So. Test gemacht. Mein Ghost-Account sieht auf 'nem anderen Rechner genauso aus - Prestige 0, Rang 1 - Scheiße !!!

Zur Lag Compensation:
Ich weiß nicht, ob ich das richtig erkläre, aber Lag Compensation funzt ungfähr so:
Spieler mit unterschiedlich guten Verbindungen spielen zusammen. Damit der mit der schlechtesten Verbindung nicht total abloost, werden die einzelnen Verbindungen bzw. Verbindungsgeschwindigkeiten vom Spielserver einander angeglichen.
Die mit den besseren Geschwindigkeiten werden dementsprechend gebremst.
Wie das genau funzt kann ich nicht sagen. Im Steamforum gabs mal 'ne richtig gute Erklärung. 
Die LC merkt man immer dann, wenn man z.B. mit Russen zusammen spielt. Die haben nämlich im Schnitt schlechtere Verbindungen als wir hier in Deutschland. 
Solche Spiele laufen bei mir dann nahezu immer etwas schlechter.

Zu der Cheaterei:
Klar, nicht immer wird gecheatet. Das man hin und wieder mal Glück bzw. 'nen guten Lauf hat ist schon klar.
Abgesehen davon gibt es natürlich auch Spieler, die es echt drauf haben und bei denen es (fast) immer gut läuft.

Aber in den ersten Monaten von COD-Ghosts war es schon heftig. Da gabs sehr viel Cheaterei.
 - Ergebnisse mit 50:3 in 'nem TDM - sorry, dass geht nicht.

————

- **GESTELLTE AUFGABE 1**: Nenne alle Zahlen, die im Auszug zu COD-Ghosts in Ziffern geschrieben stehen. Halte dabei ihre Reihenfolge im Text ein.
- **GESTELLTE AUFGABE 2**: Schreibe den Auszug zu COD-Ghosts nach seinem letzten Satz weiter.

————

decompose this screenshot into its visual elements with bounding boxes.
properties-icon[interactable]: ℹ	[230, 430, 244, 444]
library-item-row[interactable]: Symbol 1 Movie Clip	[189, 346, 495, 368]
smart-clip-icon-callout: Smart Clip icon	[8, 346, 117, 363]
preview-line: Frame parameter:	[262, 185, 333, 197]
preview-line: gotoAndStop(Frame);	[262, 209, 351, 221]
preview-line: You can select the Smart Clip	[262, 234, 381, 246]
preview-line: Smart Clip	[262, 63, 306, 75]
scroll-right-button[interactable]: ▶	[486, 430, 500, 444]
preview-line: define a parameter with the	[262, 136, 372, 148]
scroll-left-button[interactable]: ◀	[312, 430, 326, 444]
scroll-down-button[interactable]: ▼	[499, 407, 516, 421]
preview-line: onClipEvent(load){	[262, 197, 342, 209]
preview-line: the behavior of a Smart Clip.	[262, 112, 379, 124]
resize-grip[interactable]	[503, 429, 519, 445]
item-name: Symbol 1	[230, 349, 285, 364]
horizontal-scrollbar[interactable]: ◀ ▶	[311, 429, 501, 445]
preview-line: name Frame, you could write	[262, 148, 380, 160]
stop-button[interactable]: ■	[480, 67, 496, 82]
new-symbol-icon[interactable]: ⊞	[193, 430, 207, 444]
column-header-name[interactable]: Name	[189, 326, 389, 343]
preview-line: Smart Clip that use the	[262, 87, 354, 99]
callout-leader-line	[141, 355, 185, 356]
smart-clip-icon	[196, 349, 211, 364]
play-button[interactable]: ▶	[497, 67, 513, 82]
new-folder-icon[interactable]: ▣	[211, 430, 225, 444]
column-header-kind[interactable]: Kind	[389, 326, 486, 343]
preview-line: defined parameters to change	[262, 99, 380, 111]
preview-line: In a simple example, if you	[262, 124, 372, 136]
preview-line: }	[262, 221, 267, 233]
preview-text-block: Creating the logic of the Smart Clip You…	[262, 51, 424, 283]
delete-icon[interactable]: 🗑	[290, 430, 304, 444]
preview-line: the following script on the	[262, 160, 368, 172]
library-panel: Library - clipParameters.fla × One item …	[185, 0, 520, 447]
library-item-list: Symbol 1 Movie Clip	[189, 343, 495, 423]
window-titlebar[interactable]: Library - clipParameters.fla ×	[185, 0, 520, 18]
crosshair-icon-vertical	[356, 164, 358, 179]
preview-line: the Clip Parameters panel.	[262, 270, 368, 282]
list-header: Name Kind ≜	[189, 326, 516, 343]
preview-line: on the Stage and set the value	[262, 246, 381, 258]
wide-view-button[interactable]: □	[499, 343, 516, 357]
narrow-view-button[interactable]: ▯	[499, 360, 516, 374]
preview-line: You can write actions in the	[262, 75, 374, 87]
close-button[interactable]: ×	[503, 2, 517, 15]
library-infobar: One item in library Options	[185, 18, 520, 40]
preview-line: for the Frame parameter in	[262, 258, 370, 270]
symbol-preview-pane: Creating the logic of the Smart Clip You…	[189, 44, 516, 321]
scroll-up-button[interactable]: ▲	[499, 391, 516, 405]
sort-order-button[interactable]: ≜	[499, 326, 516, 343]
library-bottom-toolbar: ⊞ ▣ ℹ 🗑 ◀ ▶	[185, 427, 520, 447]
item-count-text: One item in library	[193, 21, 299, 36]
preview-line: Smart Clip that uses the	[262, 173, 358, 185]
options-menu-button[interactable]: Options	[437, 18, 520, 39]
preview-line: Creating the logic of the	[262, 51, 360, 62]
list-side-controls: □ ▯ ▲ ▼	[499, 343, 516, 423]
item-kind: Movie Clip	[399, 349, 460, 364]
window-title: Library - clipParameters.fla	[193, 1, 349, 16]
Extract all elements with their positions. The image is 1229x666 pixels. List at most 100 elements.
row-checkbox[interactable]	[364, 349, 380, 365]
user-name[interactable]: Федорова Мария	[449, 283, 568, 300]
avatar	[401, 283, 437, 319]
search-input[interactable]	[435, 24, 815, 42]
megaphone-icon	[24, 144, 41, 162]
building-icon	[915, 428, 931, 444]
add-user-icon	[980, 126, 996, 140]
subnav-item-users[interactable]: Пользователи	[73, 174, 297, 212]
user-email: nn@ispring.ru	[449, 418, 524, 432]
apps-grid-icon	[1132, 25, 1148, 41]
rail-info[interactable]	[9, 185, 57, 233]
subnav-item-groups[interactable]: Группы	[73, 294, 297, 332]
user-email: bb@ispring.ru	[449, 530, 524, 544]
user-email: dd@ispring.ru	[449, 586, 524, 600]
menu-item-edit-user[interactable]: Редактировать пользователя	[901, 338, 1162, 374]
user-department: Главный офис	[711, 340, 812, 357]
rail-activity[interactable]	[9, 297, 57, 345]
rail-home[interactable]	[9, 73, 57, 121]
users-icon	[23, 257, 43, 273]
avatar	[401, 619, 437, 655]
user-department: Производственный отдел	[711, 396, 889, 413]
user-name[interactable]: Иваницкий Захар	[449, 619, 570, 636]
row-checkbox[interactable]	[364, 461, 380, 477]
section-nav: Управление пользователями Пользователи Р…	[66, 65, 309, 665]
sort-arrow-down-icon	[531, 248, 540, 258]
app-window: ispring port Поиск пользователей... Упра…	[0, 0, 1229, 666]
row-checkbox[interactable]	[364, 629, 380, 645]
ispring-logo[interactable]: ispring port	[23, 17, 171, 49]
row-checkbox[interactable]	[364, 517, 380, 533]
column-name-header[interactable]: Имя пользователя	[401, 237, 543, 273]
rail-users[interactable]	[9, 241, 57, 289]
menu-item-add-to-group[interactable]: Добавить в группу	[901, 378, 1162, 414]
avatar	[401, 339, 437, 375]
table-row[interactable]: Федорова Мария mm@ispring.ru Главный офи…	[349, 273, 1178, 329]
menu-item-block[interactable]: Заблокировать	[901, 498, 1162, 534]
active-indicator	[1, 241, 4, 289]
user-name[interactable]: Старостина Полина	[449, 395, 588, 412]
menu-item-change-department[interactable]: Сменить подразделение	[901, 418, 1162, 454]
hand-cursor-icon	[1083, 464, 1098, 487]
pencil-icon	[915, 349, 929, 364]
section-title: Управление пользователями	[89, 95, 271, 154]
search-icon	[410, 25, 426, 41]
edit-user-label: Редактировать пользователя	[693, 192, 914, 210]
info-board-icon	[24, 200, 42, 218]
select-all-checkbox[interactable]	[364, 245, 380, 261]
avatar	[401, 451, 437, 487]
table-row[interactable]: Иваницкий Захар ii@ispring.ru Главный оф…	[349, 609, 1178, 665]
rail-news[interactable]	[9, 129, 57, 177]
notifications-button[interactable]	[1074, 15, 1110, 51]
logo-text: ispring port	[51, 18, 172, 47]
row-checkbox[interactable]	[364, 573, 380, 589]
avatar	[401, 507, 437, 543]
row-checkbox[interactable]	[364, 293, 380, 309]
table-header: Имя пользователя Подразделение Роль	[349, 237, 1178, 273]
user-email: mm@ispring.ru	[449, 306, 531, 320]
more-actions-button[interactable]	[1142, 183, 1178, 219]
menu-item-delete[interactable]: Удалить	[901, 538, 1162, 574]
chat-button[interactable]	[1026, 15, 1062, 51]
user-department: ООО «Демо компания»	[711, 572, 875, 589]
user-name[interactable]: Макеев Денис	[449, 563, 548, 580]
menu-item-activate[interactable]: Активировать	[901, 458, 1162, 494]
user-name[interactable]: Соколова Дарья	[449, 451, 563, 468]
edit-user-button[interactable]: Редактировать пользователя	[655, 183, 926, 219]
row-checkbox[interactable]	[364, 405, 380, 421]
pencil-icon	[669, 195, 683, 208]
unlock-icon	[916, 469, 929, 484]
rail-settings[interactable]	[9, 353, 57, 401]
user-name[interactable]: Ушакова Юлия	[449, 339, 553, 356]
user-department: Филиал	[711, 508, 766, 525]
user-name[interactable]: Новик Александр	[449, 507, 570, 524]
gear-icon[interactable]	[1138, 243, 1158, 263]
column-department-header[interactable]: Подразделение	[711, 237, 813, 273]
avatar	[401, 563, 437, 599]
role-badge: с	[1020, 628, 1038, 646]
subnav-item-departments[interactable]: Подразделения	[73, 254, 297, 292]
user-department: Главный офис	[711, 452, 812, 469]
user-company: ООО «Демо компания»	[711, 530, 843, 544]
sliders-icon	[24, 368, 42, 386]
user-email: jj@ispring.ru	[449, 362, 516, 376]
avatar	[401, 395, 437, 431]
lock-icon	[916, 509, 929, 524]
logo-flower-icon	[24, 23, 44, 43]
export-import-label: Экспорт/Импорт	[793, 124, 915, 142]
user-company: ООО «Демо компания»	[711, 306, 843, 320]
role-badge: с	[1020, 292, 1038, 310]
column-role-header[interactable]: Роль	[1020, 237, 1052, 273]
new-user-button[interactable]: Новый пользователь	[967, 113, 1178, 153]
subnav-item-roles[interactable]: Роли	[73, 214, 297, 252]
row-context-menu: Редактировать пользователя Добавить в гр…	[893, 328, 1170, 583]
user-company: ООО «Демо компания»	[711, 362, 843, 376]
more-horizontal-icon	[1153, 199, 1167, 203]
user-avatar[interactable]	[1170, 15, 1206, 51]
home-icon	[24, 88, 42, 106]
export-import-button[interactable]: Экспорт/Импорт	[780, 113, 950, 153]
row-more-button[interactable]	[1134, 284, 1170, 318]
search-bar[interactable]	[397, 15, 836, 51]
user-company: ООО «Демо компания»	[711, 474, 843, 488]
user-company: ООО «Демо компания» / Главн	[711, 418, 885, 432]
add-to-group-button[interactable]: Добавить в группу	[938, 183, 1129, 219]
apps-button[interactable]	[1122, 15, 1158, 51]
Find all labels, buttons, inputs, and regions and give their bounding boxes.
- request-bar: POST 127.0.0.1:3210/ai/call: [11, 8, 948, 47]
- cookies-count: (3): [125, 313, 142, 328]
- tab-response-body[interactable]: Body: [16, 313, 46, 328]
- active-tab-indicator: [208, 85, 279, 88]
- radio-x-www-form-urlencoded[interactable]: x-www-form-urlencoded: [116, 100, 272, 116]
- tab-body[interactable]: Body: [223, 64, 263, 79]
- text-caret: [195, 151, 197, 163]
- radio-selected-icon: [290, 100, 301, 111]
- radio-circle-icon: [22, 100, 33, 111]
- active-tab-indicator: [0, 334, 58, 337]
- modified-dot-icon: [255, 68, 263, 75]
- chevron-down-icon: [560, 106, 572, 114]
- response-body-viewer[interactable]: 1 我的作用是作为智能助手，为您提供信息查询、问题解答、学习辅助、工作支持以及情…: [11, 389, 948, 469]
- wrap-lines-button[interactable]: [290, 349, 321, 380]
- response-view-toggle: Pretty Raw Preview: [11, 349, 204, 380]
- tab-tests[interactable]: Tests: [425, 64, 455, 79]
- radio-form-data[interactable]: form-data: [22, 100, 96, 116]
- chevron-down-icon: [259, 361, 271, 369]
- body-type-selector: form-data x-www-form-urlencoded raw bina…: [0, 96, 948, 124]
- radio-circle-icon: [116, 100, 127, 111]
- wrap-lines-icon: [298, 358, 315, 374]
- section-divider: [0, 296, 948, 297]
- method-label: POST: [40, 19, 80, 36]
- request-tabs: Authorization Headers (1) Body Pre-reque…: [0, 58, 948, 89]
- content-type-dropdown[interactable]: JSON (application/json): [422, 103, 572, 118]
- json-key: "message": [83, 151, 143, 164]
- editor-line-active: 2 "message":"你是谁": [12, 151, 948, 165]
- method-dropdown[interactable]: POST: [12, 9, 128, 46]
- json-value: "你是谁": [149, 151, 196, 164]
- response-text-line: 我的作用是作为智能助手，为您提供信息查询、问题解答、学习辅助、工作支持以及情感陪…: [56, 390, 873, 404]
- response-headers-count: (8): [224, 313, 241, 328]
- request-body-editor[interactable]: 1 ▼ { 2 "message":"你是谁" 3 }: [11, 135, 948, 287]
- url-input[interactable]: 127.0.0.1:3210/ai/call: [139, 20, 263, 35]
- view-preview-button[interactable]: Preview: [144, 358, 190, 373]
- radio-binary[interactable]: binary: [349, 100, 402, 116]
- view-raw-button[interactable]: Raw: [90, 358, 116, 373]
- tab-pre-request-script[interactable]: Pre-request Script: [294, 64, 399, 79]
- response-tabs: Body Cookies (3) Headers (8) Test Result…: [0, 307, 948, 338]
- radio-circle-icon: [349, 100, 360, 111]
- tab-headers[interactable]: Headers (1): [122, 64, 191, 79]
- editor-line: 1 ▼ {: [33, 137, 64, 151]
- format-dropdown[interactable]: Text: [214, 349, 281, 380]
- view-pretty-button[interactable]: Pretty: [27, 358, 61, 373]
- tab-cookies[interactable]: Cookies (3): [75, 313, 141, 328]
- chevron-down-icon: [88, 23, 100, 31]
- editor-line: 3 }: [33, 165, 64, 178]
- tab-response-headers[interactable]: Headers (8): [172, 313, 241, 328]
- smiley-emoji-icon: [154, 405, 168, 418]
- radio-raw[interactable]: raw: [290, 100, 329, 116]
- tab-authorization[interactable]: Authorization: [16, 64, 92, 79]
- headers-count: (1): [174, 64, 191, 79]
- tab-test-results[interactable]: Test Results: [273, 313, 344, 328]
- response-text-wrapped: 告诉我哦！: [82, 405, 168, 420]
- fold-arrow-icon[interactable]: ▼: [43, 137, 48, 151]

————

- **RICHTIGE ANTWORT 1**: 0, 1, 50, 3

- **RICHTIGE ANTWORT 2**:
 - Player die in der Luft hängen, ober außerhalb von Maps sind
 - Man wird wärend des Laufens an einen anderen Ort gespawnt.
 - Kills schafft man keine, wird aber im 10Sekunden-Takt weggerotzt
 - Und wenn man doch mal nen Kill schafft, dann bekommt man 'ne utopische Menge an Exp.

Solche Sachen gabs zu Beginn wirklich oft.
Naja egal.

Weiß sonst wirklich keiner was???


----------



## Herbboy (4. August 2014)

Ach so, die Pings der anderen werden bei LC quasi hochgesetzt, damit keiner einen "zu guten" Ping hat? An sich find ich das sogar "fair", nur zerstört es den Spaß, wenn der Ping dann nicht mehr 40 bis 80, sondern 150 bis 200 ist 

Und 50:3: klar geht das ^^  Beim Rest sieht es aber natürlich nach Hacks/Cheats aus.


Zum Problem weiß ich leider keinen Rat - an den Steam-Support hast Du Dich schon gewendet?


----------



## rharant (4. August 2014)

Habe mal nach dem Steam-Support geschaut.
Dieser verweißt auf den Activision-Support.
Wenn man sich durch den Support von Activision durchklickt kommt man auf folgende Seite:

Activision Support

Dort sind verschiedene Situationen beschrieben, wie es zu dem Stat-Reset kommen kann.
Weiter unten kommt man dann noch zum "COD: Ghosts - Stats Corruption Tool" (findet man aber nur dann, wenn die Support-Sprache auf Englisch eingestellt ist).
Wenn man dann noch ein bissl weiter klickt, wird man darüber informiert, dass das Tool nicht für PC, sondern nur für Konsolen funzt.

Was soll ich da sagen?? - Zum Kotzen das Ganze.
Ne weitere Möglichkeit wäre die Hotline. Bin mir aber nicht sicher, ob mir das was bringen würde. Die Nummer fängt mit 089 an. Weiß jemand was das kostet?? Steht kein Preis pro min dabei....

P.S.: Ok, vielleicht ist 50:3 in nem TDM möglich. Das ist aber echt heftig. Wenn du das mal geschafft hast, ober gar öfters schaffst, dann zieh ich meinen Hut vor dir und verneige mich bis unter den Teppich.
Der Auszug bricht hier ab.